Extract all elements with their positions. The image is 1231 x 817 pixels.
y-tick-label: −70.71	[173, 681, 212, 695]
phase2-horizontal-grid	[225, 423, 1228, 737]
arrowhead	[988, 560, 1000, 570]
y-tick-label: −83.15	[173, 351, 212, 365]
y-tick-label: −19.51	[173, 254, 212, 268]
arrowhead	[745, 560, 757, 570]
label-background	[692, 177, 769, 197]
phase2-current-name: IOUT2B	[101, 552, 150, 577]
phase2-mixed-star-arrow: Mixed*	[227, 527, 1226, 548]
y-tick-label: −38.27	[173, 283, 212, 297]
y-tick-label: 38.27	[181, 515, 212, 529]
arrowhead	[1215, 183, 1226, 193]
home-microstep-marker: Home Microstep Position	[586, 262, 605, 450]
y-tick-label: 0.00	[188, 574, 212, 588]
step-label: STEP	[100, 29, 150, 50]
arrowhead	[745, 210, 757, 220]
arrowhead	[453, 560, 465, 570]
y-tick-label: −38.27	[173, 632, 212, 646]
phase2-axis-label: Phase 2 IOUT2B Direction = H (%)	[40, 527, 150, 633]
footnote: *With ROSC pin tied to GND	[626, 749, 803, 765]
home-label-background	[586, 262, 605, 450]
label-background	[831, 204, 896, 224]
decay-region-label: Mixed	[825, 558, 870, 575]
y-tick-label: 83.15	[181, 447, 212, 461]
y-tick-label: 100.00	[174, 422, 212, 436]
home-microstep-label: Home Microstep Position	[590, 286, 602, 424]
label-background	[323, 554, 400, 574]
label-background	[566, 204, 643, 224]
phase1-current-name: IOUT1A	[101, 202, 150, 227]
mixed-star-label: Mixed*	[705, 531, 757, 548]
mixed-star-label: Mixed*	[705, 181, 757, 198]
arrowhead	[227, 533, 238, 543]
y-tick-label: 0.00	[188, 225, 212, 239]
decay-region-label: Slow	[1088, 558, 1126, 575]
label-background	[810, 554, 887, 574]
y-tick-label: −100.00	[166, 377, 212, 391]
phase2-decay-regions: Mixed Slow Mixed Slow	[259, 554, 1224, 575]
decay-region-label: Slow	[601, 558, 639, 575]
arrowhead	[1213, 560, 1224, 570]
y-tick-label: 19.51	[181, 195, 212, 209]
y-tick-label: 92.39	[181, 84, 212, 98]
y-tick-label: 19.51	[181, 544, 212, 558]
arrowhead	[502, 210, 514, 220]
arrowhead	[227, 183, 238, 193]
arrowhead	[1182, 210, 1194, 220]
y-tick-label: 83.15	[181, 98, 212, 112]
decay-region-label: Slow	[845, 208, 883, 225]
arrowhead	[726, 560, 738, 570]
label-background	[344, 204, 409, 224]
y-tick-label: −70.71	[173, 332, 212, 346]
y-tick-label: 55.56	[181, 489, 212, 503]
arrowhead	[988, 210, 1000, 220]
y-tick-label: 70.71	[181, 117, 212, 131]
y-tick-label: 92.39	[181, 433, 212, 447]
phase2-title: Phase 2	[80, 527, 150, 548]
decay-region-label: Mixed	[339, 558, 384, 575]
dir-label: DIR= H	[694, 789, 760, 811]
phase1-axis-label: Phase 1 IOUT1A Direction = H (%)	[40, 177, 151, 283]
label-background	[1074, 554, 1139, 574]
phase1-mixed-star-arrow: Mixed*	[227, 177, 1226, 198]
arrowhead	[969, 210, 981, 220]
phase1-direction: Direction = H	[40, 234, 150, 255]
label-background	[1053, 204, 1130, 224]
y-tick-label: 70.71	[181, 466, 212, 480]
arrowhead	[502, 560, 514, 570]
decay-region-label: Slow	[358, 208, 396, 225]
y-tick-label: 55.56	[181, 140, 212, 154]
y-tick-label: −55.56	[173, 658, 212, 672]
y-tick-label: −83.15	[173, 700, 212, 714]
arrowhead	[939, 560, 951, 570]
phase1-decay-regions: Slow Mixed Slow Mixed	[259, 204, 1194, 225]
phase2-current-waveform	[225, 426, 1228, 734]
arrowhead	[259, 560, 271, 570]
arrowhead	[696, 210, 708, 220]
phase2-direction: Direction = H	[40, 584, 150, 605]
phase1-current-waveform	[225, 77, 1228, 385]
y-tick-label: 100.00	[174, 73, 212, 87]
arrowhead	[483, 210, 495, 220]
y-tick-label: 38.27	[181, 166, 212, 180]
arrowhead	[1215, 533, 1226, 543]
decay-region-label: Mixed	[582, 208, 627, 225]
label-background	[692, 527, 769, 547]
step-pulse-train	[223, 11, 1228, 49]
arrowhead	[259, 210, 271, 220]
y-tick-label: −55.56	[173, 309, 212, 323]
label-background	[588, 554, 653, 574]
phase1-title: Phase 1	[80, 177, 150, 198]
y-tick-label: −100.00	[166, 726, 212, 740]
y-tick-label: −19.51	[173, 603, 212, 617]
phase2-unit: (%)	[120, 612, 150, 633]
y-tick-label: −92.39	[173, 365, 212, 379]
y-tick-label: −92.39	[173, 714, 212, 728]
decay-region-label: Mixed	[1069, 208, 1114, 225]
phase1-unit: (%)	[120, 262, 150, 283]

------------

Please return each line from the entries above that contains the string "title".

phase2-title: Phase 2	[80, 527, 150, 548]
phase1-title: Phase 1	[80, 177, 150, 198]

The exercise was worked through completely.